#### Work to do:
Repeat exactly the lines from the line containing "Output the underlying" to the last line of the listing, including both.
Material start
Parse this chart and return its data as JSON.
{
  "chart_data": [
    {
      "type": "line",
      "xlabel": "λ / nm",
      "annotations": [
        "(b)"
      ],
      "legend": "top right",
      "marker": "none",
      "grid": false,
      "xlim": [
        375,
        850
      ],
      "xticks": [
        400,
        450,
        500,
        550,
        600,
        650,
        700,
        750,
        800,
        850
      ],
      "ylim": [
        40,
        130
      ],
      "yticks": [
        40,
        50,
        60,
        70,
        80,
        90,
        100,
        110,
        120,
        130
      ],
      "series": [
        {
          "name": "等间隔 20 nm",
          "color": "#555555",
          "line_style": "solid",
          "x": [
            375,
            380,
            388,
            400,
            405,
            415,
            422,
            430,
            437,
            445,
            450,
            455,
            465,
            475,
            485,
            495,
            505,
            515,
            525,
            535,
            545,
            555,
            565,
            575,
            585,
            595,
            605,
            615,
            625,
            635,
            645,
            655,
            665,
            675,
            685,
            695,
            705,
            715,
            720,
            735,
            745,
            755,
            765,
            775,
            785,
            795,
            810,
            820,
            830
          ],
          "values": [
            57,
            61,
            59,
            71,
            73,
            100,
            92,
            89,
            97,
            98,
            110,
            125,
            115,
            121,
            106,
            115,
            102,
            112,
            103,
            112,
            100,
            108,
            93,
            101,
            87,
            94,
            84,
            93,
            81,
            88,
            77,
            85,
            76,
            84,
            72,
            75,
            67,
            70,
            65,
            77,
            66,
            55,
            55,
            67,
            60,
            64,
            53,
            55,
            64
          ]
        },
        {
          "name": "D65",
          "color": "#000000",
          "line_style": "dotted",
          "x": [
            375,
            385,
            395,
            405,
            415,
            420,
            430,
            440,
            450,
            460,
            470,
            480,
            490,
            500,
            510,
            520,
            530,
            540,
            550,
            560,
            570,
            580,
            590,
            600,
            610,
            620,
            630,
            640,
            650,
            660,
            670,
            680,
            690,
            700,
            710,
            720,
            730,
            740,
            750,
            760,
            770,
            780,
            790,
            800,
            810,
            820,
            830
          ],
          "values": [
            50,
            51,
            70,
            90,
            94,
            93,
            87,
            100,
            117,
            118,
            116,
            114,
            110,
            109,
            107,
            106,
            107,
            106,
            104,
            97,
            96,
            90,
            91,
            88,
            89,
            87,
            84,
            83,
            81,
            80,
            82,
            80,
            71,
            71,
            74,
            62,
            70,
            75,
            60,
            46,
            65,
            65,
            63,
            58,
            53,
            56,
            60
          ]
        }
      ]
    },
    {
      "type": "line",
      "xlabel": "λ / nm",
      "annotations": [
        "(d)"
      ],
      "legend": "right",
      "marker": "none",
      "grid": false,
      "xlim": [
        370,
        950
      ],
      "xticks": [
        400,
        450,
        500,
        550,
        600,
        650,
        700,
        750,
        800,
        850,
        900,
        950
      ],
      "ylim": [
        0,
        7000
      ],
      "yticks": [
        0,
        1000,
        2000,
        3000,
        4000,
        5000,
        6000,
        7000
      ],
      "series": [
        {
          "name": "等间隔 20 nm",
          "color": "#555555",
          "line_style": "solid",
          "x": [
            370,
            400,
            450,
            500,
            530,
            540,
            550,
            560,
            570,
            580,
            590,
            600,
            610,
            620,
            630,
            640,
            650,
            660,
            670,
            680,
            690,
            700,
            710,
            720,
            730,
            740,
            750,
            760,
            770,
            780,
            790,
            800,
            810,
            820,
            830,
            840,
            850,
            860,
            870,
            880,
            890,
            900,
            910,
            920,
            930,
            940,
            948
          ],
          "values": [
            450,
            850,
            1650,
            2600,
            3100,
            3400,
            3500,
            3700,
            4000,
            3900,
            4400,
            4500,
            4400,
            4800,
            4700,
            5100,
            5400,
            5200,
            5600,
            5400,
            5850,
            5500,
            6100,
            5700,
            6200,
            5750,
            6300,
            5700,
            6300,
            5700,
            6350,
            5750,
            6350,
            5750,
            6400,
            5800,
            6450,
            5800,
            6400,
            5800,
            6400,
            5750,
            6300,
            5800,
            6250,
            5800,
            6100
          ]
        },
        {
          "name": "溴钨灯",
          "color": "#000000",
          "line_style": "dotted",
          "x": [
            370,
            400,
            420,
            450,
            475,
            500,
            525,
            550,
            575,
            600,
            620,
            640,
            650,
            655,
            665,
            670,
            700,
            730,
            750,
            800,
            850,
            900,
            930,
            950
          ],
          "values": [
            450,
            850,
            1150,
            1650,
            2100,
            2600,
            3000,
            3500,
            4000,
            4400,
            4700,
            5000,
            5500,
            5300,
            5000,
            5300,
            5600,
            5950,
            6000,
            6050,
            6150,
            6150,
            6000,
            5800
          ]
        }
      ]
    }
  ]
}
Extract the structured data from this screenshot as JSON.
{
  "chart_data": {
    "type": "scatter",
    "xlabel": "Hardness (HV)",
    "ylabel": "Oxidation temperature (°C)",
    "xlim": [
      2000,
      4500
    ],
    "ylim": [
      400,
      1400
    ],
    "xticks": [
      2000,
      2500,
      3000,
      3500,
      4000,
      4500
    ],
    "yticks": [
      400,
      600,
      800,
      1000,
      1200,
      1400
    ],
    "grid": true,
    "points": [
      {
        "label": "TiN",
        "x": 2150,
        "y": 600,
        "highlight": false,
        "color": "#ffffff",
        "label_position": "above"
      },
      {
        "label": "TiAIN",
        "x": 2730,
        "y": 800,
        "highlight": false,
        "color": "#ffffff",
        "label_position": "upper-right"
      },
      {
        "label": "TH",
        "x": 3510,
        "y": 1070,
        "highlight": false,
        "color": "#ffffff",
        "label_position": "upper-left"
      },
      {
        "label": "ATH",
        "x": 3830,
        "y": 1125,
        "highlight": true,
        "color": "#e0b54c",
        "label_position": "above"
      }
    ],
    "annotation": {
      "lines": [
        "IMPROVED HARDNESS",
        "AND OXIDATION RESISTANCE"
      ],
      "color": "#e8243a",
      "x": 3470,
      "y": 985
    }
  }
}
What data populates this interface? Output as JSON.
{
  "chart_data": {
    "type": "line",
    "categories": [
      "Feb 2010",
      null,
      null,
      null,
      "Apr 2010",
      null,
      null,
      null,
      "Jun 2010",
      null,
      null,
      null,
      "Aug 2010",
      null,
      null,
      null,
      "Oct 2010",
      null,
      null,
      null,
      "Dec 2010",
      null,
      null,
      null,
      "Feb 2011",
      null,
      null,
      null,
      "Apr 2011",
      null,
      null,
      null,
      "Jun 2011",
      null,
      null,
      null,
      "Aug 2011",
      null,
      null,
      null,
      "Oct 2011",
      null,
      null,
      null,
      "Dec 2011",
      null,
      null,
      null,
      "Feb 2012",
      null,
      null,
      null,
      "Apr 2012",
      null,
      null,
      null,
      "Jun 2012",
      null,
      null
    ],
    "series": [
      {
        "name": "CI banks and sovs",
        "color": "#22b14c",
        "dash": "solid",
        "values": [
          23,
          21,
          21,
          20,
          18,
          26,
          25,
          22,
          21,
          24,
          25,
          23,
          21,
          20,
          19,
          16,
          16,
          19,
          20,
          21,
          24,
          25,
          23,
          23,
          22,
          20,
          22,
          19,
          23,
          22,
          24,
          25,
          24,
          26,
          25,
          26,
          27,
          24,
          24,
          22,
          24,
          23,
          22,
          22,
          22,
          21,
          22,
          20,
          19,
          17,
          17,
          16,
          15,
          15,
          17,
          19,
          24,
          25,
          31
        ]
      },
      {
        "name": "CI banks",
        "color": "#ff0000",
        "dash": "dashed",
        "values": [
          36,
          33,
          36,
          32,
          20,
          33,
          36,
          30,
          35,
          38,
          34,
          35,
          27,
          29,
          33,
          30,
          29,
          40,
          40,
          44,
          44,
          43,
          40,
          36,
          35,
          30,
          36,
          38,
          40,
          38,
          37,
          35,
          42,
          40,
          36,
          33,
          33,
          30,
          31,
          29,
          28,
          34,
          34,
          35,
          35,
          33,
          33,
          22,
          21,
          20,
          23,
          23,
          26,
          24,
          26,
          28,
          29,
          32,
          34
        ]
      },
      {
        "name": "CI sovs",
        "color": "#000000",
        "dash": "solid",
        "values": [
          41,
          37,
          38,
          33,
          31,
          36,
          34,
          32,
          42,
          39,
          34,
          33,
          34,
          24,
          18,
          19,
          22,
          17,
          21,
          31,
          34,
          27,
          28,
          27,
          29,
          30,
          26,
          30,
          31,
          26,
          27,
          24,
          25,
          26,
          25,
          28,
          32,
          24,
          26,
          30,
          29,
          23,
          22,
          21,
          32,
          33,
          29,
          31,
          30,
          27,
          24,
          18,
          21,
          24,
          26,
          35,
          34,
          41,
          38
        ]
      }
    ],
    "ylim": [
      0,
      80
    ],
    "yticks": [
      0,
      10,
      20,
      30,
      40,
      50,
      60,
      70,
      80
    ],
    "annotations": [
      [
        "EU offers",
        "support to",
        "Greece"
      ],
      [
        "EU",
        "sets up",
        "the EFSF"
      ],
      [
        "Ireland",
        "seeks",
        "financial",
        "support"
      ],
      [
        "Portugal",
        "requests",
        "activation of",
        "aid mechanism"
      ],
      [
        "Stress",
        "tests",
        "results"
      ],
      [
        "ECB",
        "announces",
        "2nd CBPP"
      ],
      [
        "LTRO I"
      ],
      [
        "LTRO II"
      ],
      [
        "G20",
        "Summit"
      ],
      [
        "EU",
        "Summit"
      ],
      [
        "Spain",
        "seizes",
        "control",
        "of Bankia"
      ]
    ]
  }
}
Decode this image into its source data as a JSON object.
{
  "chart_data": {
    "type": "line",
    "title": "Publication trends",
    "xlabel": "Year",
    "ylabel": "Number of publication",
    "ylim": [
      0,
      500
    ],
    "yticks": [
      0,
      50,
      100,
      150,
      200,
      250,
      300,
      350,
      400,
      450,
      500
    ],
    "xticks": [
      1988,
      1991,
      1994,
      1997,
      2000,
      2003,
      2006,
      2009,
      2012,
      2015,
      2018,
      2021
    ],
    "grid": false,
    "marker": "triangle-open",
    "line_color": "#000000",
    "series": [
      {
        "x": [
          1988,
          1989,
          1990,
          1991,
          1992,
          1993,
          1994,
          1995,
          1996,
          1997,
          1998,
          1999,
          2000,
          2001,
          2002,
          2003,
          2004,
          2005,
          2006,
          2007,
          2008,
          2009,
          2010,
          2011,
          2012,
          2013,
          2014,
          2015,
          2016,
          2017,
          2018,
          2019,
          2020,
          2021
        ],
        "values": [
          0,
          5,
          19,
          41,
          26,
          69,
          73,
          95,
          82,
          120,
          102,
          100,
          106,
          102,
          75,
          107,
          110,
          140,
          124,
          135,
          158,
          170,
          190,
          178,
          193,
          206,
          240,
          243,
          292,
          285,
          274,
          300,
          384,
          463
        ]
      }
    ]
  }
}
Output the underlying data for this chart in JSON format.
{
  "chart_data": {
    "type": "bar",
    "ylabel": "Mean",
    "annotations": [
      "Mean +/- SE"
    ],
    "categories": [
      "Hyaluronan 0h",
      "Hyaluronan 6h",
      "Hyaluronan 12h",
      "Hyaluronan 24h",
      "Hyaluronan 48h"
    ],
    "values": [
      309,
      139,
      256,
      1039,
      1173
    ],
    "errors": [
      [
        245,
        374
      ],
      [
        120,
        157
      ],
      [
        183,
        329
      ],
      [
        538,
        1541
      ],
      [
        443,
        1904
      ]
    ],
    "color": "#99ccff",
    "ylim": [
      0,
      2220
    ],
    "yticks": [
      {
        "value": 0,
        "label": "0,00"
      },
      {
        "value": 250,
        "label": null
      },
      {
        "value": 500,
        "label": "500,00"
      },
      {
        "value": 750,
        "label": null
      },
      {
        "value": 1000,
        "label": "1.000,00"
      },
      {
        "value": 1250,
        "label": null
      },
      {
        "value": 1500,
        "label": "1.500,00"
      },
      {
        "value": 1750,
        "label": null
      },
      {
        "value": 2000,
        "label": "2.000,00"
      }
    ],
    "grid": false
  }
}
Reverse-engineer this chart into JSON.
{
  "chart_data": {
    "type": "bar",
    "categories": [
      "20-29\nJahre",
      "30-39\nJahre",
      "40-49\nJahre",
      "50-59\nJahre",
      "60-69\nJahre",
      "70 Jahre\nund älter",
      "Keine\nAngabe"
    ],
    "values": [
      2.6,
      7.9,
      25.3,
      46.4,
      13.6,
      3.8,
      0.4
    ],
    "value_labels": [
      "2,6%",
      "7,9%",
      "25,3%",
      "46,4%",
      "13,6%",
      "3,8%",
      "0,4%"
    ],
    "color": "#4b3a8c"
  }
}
Material end
#### Written reply:
Output the underlying data for this chart in JSON format.
{
  "chart_data": {
    "type": "bar",
    "ylabel": "Mean",
    "annotations": [
      "Mean +/- SE"
    ],
    "categories": [
      "Hyaluronan 0h",
      "Hyaluronan 6h",
      "Hyaluronan 12h",
      "Hyaluronan 24h",
      "Hyaluronan 48h"
    ],
    "values": [
      309,
      139,
      256,
      1039,
      1173
    ],
    "errors": [
      [
        245,
        374
      ],
      [
        120,
        157
      ],
      [
        183,
        329
      ],
      [
        538,
        1541
      ],
      [
        443,
        1904
      ]
    ],
    "color": "#99ccff",
    "ylim": [
      0,
      2220
    ],
    "yticks": [
      {
        "value": 0,
        "label": "0,00"
      },
      {
        "value": 250,
        "label": null
      },
      {
        "value": 500,
        "label": "500,00"
      },
      {
        "value": 750,
        "label": null
      },
      {
        "value": 1000,
        "label": "1.000,00"
      },
      {
        "value": 1250,
        "label": null
      },
      {
        "value": 1500,
        "label": "1.500,00"
      },
      {
        "value": 1750,
        "label": null
      },
      {
        "value": 2000,
        "label": "2.000,00"
      }
    ],
    "grid": false
  }
}
Reverse-engineer this chart into JSON.
{
  "chart_data": {
    "type": "bar",
    "categories": [
      "20-29\nJahre",
      "30-39\nJahre",
      "40-49\nJahre",
      "50-59\nJahre",
      "60-69\nJahre",
      "70 Jahre\nund älter",
      "Keine\nAngabe"
    ],
    "values": [
      2.6,
      7.9,
      25.3,
      46.4,
      13.6,
      3.8,
      0.4
    ],
    "value_labels": [
      "2,6%",
      "7,9%",
      "25,3%",
      "46,4%",
      "13,6%",
      "3,8%",
      "0,4%"
    ],
    "color": "#4b3a8c"
  }
}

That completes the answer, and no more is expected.